_What is asked_
Write out each line word for word. Drop pictures.

_Record excerpts_

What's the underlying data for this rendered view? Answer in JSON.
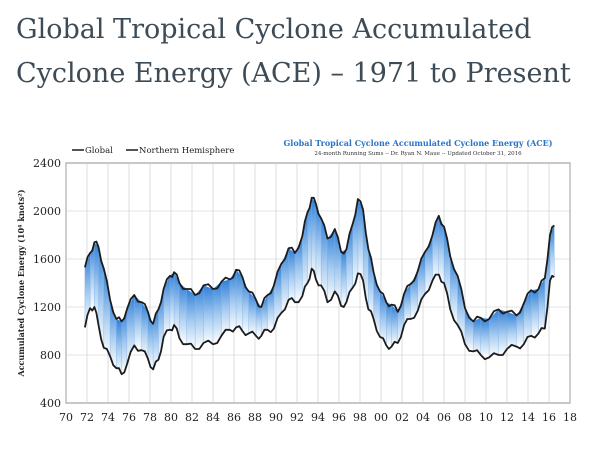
{
  "page": {
    "title_line1": "Global Tropical Cyclone Accumulated",
    "title_line2": "Cyclone Energy (ACE) – 1971 to Present"
  },
  "chart_data": {
    "type": "area",
    "title": "Global Tropical Cyclone Accumulated Cyclone Energy (ACE)",
    "subtitle": "24-month Running Sums -- Dr. Ryan N. Maue -- Updated October 31, 2016",
    "ylabel": "Accumulated Cyclone Energy (10⁴ knots²)",
    "xlabel": "",
    "xlim": [
      70,
      118
    ],
    "ylim": [
      400,
      2400
    ],
    "x_ticks": [
      "70",
      "72",
      "74",
      "76",
      "78",
      "80",
      "82",
      "84",
      "86",
      "88",
      "90",
      "92",
      "94",
      "96",
      "98",
      "00",
      "02",
      "04",
      "06",
      "08",
      "10",
      "12",
      "14",
      "16",
      "18"
    ],
    "y_ticks": [
      "400",
      "800",
      "1200",
      "1600",
      "2000",
      "2400"
    ],
    "grid": true,
    "legend": "top-left",
    "colors": {
      "global": "#1c1c1c",
      "nh": "#1c1c1c",
      "fill_top": "#4a8fdc",
      "fill_bottom": "#ffffff",
      "title": "#2a74c9"
    },
    "series": [
      {
        "name": "Global",
        "x": [
          71.8,
          72.3,
          72.7,
          73.1,
          73.6,
          74.2,
          74.8,
          75.3,
          75.8,
          76.5,
          77.2,
          77.8,
          78.3,
          78.8,
          79.3,
          79.9,
          80.3,
          80.8,
          81.5,
          82.3,
          83.1,
          84.0,
          84.8,
          85.6,
          86.2,
          86.8,
          87.4,
          88.1,
          88.6,
          89.2,
          89.8,
          90.5,
          91.2,
          91.8,
          92.5,
          93.0,
          93.4,
          93.8,
          94.3,
          94.9,
          95.6,
          96.2,
          96.7,
          97.3,
          97.8,
          98.3,
          98.8,
          99.3,
          99.9,
          100.5,
          101.0,
          101.6,
          102.2,
          102.8,
          103.5,
          104.2,
          104.9,
          105.5,
          106.0,
          106.6,
          107.3,
          108.0,
          108.8,
          109.5,
          110.3,
          111.2,
          112.0,
          112.9,
          113.6,
          114.3,
          115.0,
          115.6,
          116.1,
          116.5
        ],
        "y": [
          1530,
          1650,
          1740,
          1700,
          1520,
          1260,
          1100,
          1080,
          1180,
          1300,
          1240,
          1160,
          1060,
          1180,
          1350,
          1460,
          1490,
          1400,
          1350,
          1300,
          1380,
          1350,
          1410,
          1430,
          1510,
          1450,
          1330,
          1260,
          1200,
          1300,
          1380,
          1560,
          1690,
          1650,
          1790,
          1990,
          2110,
          2060,
          1940,
          1770,
          1850,
          1660,
          1680,
          1890,
          2100,
          2010,
          1680,
          1490,
          1330,
          1240,
          1220,
          1160,
          1310,
          1390,
          1500,
          1660,
          1800,
          1960,
          1870,
          1620,
          1460,
          1190,
          1080,
          1110,
          1100,
          1180,
          1160,
          1130,
          1230,
          1340,
          1350,
          1440,
          1800,
          1880
        ]
      },
      {
        "name": "Northern Hemisphere",
        "x": [
          71.8,
          72.3,
          72.7,
          73.1,
          73.6,
          74.2,
          74.8,
          75.3,
          75.8,
          76.5,
          77.2,
          77.8,
          78.3,
          78.8,
          79.3,
          79.9,
          80.3,
          80.8,
          81.5,
          82.3,
          83.1,
          84.0,
          84.8,
          85.6,
          86.2,
          86.8,
          87.4,
          88.1,
          88.6,
          89.2,
          89.8,
          90.5,
          91.2,
          91.8,
          92.5,
          93.0,
          93.4,
          93.8,
          94.3,
          94.9,
          95.6,
          96.2,
          96.7,
          97.3,
          97.8,
          98.3,
          98.8,
          99.3,
          99.9,
          100.5,
          101.0,
          101.6,
          102.2,
          102.8,
          103.5,
          104.2,
          104.9,
          105.5,
          106.0,
          106.6,
          107.3,
          108.0,
          108.8,
          109.5,
          110.3,
          111.2,
          112.0,
          112.9,
          113.6,
          114.3,
          115.0,
          115.6,
          116.1,
          116.5
        ],
        "y": [
          1030,
          1190,
          1200,
          1050,
          860,
          790,
          690,
          640,
          720,
          880,
          840,
          770,
          680,
          760,
          950,
          1010,
          1050,
          940,
          890,
          850,
          900,
          890,
          960,
          1010,
          1030,
          1000,
          980,
          960,
          960,
          1010,
          1020,
          1150,
          1260,
          1240,
          1290,
          1400,
          1520,
          1430,
          1380,
          1240,
          1330,
          1210,
          1240,
          1360,
          1480,
          1420,
          1180,
          1100,
          950,
          880,
          870,
          900,
          1050,
          1100,
          1170,
          1310,
          1420,
          1470,
          1400,
          1180,
          1050,
          890,
          830,
          800,
          780,
          800,
          850,
          870,
          890,
          960,
          980,
          1020,
          1420,
          1450
        ]
      }
    ]
  }
}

_Solved problem_
What's the underlying data for this rendered view? Answer in JSON.
{
  "page": {
    "title_line1": "Global Tropical Cyclone Accumulated",
    "title_line2": "Cyclone Energy (ACE) – 1971 to Present"
  },
  "chart_data": {
    "type": "area",
    "title": "Global Tropical Cyclone Accumulated Cyclone Energy (ACE)",
    "subtitle": "24-month Running Sums -- Dr. Ryan N. Maue -- Updated October 31, 2016",
    "ylabel": "Accumulated Cyclone Energy (10⁴ knots²)",
    "xlabel": "",
    "xlim": [
      70,
      118
    ],
    "ylim": [
      400,
      2400
    ],
    "x_ticks": [
      "70",
      "72",
      "74",
      "76",
      "78",
      "80",
      "82",
      "84",
      "86",
      "88",
      "90",
      "92",
      "94",
      "96",
      "98",
      "00",
      "02",
      "04",
      "06",
      "08",
      "10",
      "12",
      "14",
      "16",
      "18"
    ],
    "y_ticks": [
      "400",
      "800",
      "1200",
      "1600",
      "2000",
      "2400"
    ],
    "grid": true,
    "legend": "top-left",
    "colors": {
      "global": "#1c1c1c",
      "nh": "#1c1c1c",
      "fill_top": "#4a8fdc",
      "fill_bottom": "#ffffff",
      "title": "#2a74c9"
    },
    "series": [
      {
        "name": "Global",
        "x": [
          71.8,
          72.3,
          72.7,
          73.1,
          73.6,
          74.2,
          74.8,
          75.3,
          75.8,
          76.5,
          77.2,
          77.8,
          78.3,
          78.8,
          79.3,
          79.9,
          80.3,
          80.8,
          81.5,
          82.3,
          83.1,
          84.0,
          84.8,
          85.6,
          86.2,
          86.8,
          87.4,
          88.1,
          88.6,
          89.2,
          89.8,
          90.5,
          91.2,
          91.8,
          92.5,
          93.0,
          93.4,
          93.8,
          94.3,
          94.9,
          95.6,
          96.2,
          96.7,
          97.3,
          97.8,
          98.3,
          98.8,
          99.3,
          99.9,
          100.5,
          101.0,
          101.6,
          102.2,
          102.8,
          103.5,
          104.2,
          104.9,
          105.5,
          106.0,
          106.6,
          107.3,
          108.0,
          108.8,
          109.5,
          110.3,
          111.2,
          112.0,
          112.9,
          113.6,
          114.3,
          115.0,
          115.6,
          116.1,
          116.5
        ],
        "y": [
          1530,
          1650,
          1740,
          1700,
          1520,
          1260,
          1100,
          1080,
          1180,
          1300,
          1240,
          1160,
          1060,
          1180,
          1350,
          1460,
          1490,
          1400,
          1350,
          1300,
          1380,
          1350,
          1410,
          1430,
          1510,
          1450,
          1330,
          1260,
          1200,
          1300,
          1380,
          1560,
          1690,
          1650,
          1790,
          1990,
          2110,
          2060,
          1940,
          1770,
          1850,
          1660,
          1680,
          1890,
          2100,
          2010,
          1680,
          1490,
          1330,
          1240,
          1220,
          1160,
          1310,
          1390,
          1500,
          1660,
          1800,
          1960,
          1870,
          1620,
          1460,
          1190,
          1080,
          1110,
          1100,
          1180,
          1160,
          1130,
          1230,
          1340,
          1350,
          1440,
          1800,
          1880
        ]
      },
      {
        "name": "Northern Hemisphere",
        "x": [
          71.8,
          72.3,
          72.7,
          73.1,
          73.6,
          74.2,
          74.8,
          75.3,
          75.8,
          76.5,
          77.2,
          77.8,
          78.3,
          78.8,
          79.3,
          79.9,
          80.3,
          80.8,
          81.5,
          82.3,
          83.1,
          84.0,
          84.8,
          85.6,
          86.2,
          86.8,
          87.4,
          88.1,
          88.6,
          89.2,
          89.8,
          90.5,
          91.2,
          91.8,
          92.5,
          93.0,
          93.4,
          93.8,
          94.3,
          94.9,
          95.6,
          96.2,
          96.7,
          97.3,
          97.8,
          98.3,
          98.8,
          99.3,
          99.9,
          100.5,
          101.0,
          101.6,
          102.2,
          102.8,
          103.5,
          104.2,
          104.9,
          105.5,
          106.0,
          106.6,
          107.3,
          108.0,
          108.8,
          109.5,
          110.3,
          111.2,
          112.0,
          112.9,
          113.6,
          114.3,
          115.0,
          115.6,
          116.1,
          116.5
        ],
        "y": [
          1030,
          1190,
          1200,
          1050,
          860,
          790,
          690,
          640,
          720,
          880,
          840,
          770,
          680,
          760,
          950,
          1010,
          1050,
          940,
          890,
          850,
          900,
          890,
          960,
          1010,
          1030,
          1000,
          980,
          960,
          960,
          1010,
          1020,
          1150,
          1260,
          1240,
          1290,
          1400,
          1520,
          1430,
          1380,
          1240,
          1330,
          1210,
          1240,
          1360,
          1480,
          1420,
          1180,
          1100,
          950,
          880,
          870,
          900,
          1050,
          1100,
          1170,
          1310,
          1420,
          1470,
          1400,
          1180,
          1050,
          890,
          830,
          800,
          780,
          800,
          850,
          870,
          890,
          960,
          980,
          1020,
          1420,
          1450
        ]
      }
    ]
  }
}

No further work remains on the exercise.